• INSTRUCTIONS FOR THE TASK
Give back exactly the lines from the "Output a JSON" line to the final line of the records, and only those, minus any pictures.

• INFORMATION SUPPLIED
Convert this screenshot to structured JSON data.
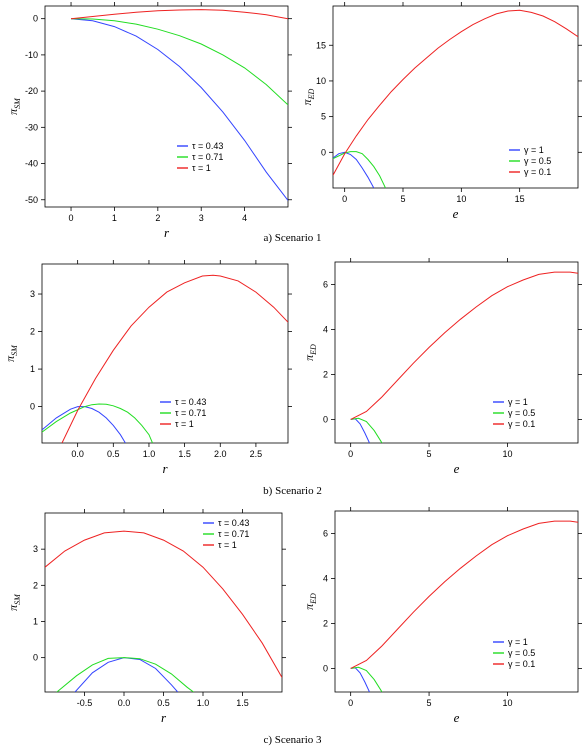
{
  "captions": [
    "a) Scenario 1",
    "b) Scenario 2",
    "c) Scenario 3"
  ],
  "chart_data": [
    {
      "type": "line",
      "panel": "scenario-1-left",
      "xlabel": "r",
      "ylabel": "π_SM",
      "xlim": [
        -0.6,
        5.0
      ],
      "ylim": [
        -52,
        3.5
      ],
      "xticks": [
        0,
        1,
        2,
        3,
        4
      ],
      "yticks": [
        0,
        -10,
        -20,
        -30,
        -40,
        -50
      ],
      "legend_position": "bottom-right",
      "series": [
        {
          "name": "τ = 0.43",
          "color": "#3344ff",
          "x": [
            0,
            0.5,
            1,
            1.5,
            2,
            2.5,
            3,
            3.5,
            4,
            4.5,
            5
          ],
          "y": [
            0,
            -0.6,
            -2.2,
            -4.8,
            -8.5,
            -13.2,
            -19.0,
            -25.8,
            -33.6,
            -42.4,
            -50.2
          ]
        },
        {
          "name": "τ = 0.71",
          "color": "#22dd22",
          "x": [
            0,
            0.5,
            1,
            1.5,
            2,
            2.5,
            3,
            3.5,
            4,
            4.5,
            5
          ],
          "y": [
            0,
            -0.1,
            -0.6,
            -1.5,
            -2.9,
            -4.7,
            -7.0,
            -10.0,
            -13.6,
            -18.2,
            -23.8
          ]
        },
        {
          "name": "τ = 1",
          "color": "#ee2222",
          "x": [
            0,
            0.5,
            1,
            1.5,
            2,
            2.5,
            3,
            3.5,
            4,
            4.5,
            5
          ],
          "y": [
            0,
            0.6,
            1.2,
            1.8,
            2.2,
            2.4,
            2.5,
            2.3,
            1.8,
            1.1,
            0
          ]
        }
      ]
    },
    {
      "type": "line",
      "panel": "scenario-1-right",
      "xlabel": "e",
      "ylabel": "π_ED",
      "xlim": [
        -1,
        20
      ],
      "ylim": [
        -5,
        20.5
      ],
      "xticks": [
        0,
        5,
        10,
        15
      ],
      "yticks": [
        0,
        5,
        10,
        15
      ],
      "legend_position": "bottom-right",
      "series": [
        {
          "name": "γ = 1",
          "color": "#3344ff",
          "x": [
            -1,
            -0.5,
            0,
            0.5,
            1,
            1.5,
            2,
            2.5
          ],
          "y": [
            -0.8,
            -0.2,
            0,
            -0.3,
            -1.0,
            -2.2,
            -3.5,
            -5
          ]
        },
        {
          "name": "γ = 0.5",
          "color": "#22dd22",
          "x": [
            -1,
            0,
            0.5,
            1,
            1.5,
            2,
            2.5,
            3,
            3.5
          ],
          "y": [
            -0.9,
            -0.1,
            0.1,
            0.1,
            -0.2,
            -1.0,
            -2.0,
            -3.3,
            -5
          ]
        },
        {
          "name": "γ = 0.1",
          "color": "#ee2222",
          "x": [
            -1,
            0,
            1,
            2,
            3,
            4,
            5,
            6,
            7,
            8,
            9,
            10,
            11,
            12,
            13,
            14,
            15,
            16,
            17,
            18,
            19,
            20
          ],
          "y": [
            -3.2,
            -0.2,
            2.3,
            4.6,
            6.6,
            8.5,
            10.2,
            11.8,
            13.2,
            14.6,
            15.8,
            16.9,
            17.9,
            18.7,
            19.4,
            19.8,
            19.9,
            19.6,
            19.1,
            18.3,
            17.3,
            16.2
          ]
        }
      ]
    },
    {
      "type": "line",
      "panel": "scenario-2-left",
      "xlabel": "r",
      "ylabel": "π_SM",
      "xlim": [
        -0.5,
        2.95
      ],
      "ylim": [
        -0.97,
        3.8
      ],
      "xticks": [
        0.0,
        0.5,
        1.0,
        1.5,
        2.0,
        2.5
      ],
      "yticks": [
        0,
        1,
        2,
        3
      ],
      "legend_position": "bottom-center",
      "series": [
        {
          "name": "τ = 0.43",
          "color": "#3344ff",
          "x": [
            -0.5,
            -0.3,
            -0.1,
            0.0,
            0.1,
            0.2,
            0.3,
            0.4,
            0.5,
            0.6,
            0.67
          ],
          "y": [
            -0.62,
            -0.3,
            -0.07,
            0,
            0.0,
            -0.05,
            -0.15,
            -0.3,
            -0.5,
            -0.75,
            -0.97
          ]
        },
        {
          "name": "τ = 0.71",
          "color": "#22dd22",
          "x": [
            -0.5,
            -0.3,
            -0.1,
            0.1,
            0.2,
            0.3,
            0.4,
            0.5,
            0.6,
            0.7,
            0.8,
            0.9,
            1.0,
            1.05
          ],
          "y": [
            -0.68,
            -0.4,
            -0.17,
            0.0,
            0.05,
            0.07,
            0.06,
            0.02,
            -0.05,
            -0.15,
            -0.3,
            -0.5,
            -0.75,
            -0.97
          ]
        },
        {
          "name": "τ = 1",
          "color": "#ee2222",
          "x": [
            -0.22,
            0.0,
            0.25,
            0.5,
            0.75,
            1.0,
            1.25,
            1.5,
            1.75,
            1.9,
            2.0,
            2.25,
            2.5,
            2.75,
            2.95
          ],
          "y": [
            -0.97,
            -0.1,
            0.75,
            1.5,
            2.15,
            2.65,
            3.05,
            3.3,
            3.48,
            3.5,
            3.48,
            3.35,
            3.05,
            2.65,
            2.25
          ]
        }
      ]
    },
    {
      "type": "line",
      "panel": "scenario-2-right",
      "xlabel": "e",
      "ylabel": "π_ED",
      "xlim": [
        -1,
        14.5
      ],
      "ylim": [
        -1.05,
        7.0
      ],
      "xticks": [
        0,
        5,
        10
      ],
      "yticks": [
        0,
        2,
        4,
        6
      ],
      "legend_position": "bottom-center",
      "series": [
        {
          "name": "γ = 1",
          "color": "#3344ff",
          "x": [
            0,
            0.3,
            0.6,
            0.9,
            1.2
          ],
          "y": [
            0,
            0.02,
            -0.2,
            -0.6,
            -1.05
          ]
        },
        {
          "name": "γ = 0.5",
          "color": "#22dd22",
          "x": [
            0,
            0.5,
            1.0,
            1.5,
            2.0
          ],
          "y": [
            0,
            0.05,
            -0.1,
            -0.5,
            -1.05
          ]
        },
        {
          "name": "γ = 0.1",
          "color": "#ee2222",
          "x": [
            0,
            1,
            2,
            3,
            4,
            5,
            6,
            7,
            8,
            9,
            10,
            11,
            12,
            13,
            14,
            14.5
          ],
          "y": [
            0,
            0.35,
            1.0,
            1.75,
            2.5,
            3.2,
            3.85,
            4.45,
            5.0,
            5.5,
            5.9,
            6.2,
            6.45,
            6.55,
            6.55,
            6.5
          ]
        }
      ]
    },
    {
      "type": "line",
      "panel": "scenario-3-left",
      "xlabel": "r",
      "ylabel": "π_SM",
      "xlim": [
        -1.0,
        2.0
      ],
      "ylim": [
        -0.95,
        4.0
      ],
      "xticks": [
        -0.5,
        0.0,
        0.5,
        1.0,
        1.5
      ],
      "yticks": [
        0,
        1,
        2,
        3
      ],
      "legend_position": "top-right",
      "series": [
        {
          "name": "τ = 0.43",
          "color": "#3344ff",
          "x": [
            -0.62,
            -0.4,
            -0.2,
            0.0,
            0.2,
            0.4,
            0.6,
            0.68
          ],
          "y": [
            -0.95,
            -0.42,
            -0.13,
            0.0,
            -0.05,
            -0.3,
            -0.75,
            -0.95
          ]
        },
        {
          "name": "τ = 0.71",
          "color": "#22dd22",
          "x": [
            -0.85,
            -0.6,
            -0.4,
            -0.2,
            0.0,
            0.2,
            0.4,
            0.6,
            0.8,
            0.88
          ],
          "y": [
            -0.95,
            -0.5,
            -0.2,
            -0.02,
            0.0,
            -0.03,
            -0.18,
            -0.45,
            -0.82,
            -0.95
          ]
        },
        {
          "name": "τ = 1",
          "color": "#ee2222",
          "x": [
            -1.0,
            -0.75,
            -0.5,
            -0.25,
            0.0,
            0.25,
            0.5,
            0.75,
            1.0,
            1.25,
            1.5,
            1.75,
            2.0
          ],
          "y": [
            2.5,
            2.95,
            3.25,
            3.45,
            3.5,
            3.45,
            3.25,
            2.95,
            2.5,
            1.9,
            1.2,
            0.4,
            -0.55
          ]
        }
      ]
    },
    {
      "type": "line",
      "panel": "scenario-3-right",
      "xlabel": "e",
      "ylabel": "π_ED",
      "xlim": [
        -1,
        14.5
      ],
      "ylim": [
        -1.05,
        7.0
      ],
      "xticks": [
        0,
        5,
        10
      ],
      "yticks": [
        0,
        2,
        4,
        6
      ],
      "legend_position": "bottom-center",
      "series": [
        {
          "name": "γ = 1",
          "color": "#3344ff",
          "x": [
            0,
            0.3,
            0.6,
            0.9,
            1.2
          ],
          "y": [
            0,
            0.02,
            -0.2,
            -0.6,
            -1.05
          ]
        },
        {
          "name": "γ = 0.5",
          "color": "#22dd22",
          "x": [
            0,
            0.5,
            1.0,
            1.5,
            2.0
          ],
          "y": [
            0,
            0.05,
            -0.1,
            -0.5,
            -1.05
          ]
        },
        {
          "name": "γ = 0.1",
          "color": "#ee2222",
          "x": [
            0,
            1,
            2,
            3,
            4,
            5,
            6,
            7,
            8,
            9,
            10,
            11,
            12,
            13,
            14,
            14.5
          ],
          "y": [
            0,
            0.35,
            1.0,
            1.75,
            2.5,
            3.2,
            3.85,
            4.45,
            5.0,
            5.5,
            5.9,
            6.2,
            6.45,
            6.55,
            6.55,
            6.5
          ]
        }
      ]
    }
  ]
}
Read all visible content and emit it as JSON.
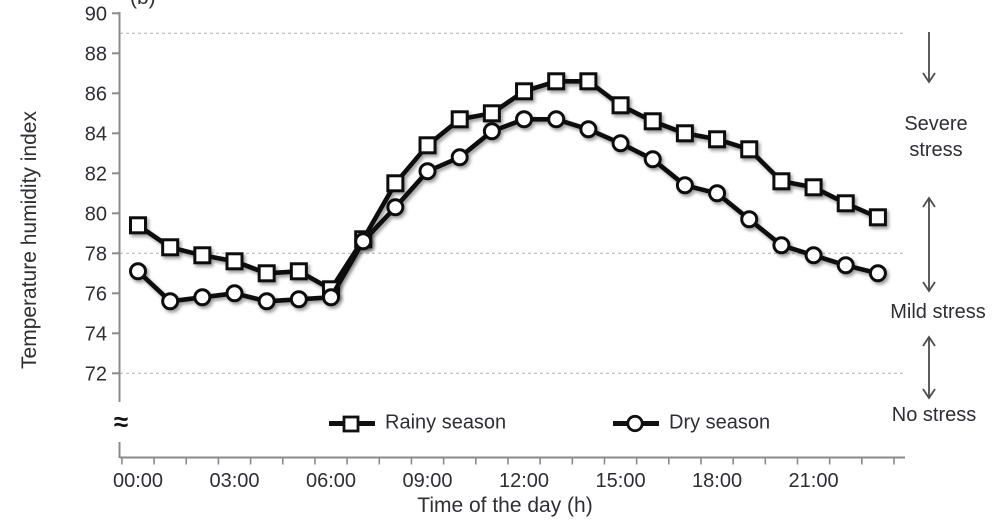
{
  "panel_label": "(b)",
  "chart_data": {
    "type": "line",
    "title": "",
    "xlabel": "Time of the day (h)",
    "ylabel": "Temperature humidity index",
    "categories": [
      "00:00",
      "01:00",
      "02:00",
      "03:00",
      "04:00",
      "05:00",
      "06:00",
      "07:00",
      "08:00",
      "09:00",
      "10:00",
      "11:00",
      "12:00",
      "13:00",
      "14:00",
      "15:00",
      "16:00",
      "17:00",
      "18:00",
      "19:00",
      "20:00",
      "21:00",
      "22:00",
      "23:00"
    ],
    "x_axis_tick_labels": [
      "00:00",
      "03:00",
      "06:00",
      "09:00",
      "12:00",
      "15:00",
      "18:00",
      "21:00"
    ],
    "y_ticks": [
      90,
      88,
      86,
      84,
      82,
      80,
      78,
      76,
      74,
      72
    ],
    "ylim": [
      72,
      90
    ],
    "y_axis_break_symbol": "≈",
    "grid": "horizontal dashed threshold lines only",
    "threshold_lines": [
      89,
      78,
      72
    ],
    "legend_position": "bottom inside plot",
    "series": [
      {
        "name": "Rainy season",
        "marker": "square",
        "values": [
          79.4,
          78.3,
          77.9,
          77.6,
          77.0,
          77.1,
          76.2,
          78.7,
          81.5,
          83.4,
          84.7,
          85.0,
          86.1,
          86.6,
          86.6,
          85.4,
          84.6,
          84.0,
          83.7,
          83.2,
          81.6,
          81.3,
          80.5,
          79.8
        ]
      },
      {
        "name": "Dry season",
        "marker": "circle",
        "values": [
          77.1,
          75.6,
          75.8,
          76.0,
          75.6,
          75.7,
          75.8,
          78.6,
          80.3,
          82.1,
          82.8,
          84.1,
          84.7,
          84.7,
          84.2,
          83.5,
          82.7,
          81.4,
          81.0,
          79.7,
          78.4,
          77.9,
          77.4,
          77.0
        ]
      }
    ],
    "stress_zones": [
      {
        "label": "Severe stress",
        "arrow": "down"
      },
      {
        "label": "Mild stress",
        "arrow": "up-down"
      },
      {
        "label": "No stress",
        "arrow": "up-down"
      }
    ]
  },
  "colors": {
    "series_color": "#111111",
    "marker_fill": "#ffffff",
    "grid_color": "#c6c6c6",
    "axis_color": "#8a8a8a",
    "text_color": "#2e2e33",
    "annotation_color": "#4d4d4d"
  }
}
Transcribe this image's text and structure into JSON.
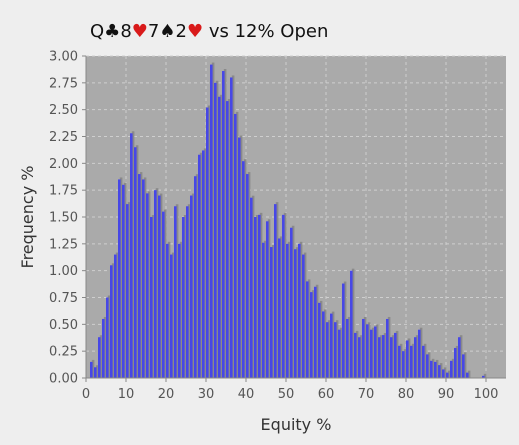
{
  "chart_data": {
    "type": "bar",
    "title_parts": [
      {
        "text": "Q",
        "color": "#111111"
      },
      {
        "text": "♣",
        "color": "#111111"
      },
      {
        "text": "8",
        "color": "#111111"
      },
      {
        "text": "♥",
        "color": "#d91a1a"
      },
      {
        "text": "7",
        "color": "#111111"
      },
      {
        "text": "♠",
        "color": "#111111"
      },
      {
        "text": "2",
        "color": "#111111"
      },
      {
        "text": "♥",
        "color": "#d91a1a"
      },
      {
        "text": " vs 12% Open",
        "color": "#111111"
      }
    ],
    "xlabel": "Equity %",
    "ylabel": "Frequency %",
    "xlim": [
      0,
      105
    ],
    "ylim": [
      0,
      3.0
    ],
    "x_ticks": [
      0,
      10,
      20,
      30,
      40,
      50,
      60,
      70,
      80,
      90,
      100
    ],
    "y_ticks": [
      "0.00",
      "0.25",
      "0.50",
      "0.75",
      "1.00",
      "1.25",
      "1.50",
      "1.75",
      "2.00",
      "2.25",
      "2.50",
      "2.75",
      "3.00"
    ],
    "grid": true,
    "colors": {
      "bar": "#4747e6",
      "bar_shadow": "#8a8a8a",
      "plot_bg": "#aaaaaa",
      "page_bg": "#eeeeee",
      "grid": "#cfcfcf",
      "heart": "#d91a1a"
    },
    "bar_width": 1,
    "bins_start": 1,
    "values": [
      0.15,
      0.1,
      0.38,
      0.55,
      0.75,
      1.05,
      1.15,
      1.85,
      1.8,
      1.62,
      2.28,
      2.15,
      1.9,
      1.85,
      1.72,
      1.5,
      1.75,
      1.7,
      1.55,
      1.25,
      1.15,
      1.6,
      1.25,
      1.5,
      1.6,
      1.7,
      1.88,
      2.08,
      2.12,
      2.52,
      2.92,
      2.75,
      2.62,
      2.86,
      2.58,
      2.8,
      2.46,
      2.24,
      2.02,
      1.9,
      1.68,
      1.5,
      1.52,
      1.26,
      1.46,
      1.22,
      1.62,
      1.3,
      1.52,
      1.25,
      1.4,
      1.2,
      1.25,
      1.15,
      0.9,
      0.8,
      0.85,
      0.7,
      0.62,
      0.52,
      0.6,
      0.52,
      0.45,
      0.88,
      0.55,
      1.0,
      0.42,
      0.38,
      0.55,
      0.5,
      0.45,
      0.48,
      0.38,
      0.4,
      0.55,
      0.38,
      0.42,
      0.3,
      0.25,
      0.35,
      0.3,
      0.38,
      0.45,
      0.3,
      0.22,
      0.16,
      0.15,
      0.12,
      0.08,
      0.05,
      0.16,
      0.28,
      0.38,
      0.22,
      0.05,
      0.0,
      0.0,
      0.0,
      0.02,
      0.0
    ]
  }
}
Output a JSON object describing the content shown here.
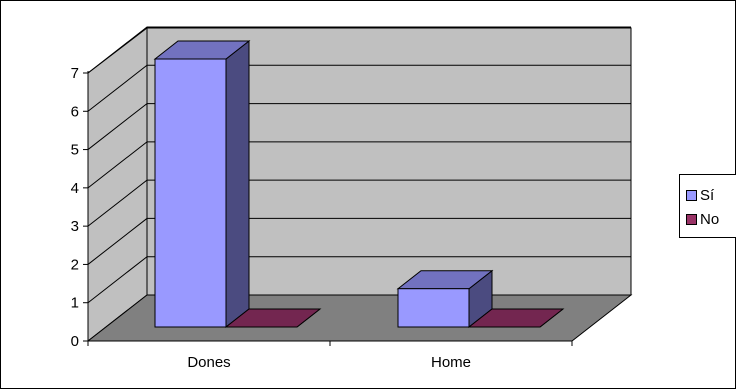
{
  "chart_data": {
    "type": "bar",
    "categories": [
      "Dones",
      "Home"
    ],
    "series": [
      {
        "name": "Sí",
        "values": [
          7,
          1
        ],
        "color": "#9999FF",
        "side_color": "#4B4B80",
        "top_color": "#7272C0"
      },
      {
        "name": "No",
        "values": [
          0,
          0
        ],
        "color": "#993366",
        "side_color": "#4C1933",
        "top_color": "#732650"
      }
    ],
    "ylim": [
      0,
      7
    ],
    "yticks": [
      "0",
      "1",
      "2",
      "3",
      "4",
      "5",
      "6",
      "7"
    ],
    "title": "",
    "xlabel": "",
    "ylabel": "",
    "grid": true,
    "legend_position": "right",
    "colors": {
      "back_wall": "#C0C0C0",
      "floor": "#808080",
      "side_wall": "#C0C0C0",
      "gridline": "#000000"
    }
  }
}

• WRITTEN SOLUTION
Output a JSON object describing the content shown here.
{
  "chart_data": {
    "type": "bar",
    "categories": [
      "Dones",
      "Home"
    ],
    "series": [
      {
        "name": "Sí",
        "values": [
          7,
          1
        ],
        "color": "#9999FF",
        "side_color": "#4B4B80",
        "top_color": "#7272C0"
      },
      {
        "name": "No",
        "values": [
          0,
          0
        ],
        "color": "#993366",
        "side_color": "#4C1933",
        "top_color": "#732650"
      }
    ],
    "ylim": [
      0,
      7
    ],
    "yticks": [
      "0",
      "1",
      "2",
      "3",
      "4",
      "5",
      "6",
      "7"
    ],
    "title": "",
    "xlabel": "",
    "ylabel": "",
    "grid": true,
    "legend_position": "right",
    "colors": {
      "back_wall": "#C0C0C0",
      "floor": "#808080",
      "side_wall": "#C0C0C0",
      "gridline": "#000000"
    }
  }
}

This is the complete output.